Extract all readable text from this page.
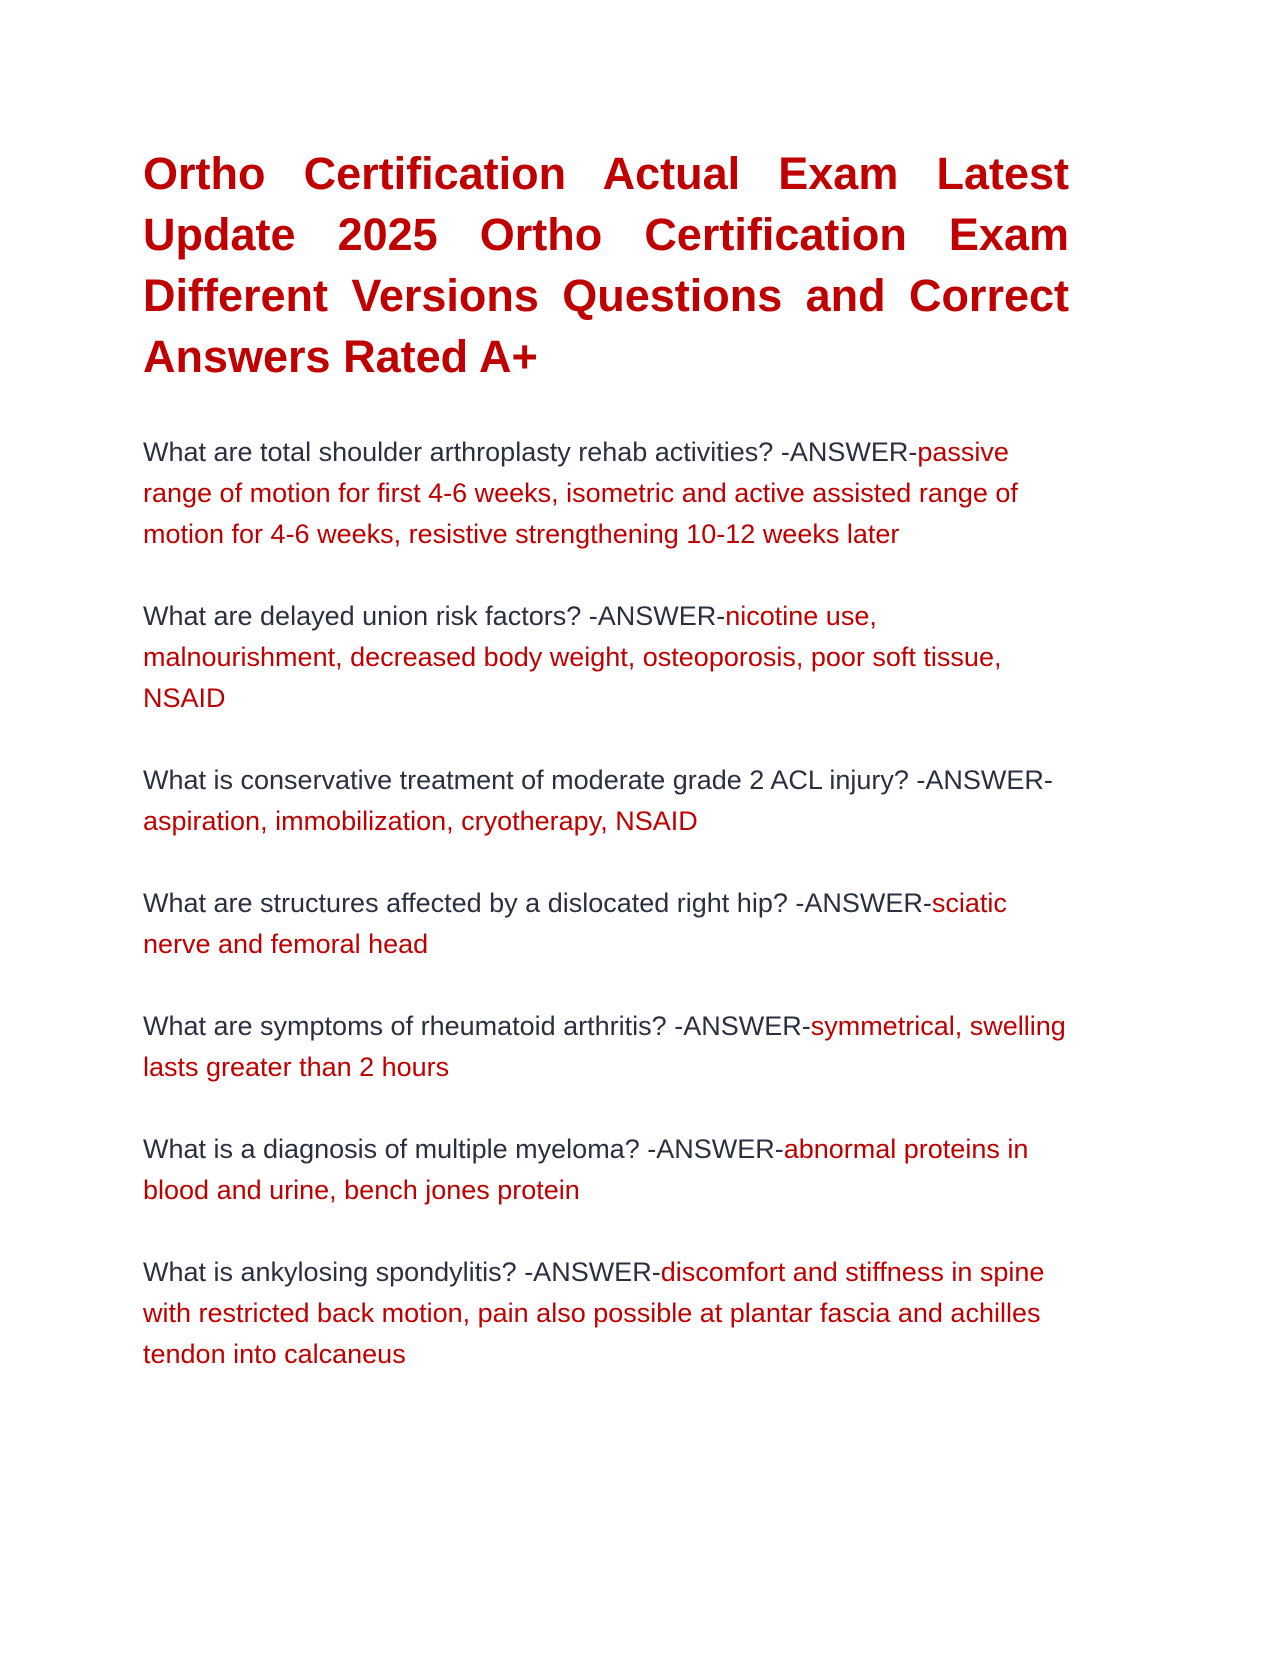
Ortho Certification Actual Exam Latest Update 2025 Ortho Certification Exam Different Versions Questions and Correct Answers Rated A+

What are total shoulder arthroplasty rehab activities? -ANSWER-passive range of motion for first 4-6 weeks, isometric and active assisted range of motion for 4-6 weeks, resistive strengthening 10-12 weeks later

What are delayed union risk factors? -ANSWER-nicotine use, malnourishment, decreased body weight, osteoporosis, poor soft tissue, NSAID

What is conservative treatment of moderate grade 2 ACL injury? -ANSWER-aspiration, immobilization, cryotherapy, NSAID

What are structures affected by a dislocated right hip? -ANSWER-sciatic nerve and femoral head

What are symptoms of rheumatoid arthritis? -ANSWER-symmetrical, swelling lasts greater than 2 hours

What is a diagnosis of multiple myeloma? -ANSWER-abnormal proteins in blood and urine, bench jones protein

What is ankylosing spondylitis? -ANSWER-discomfort and stiffness in spine with restricted back motion, pain also possible at plantar fascia and achilles tendon into calcaneus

================

**Task objective**: Print out all the material word for word but exclude any images.

**Task response**:
Extract all readable text from this page.
Ortho Certification Actual Exam Latest Update 2025 Ortho Certification Exam Different Versions Questions and Correct Answers Rated A+

What are total shoulder arthroplasty rehab activities? -ANSWER-passive range of motion for first 4-6 weeks, isometric and active assisted range of motion for 4-6 weeks, resistive strengthening 10-12 weeks later

What are delayed union risk factors? -ANSWER-nicotine use, malnourishment, decreased body weight, osteoporosis, poor soft tissue, NSAID

What is conservative treatment of moderate grade 2 ACL injury? -ANSWER-aspiration, immobilization, cryotherapy, NSAID

What are structures affected by a dislocated right hip? -ANSWER-sciatic nerve and femoral head

What are symptoms of rheumatoid arthritis? -ANSWER-symmetrical, swelling lasts greater than 2 hours

What is a diagnosis of multiple myeloma? -ANSWER-abnormal proteins in blood and urine, bench jones protein

What is ankylosing spondylitis? -ANSWER-discomfort and stiffness in spine with restricted back motion, pain also possible at plantar fascia and achilles tendon into calcaneus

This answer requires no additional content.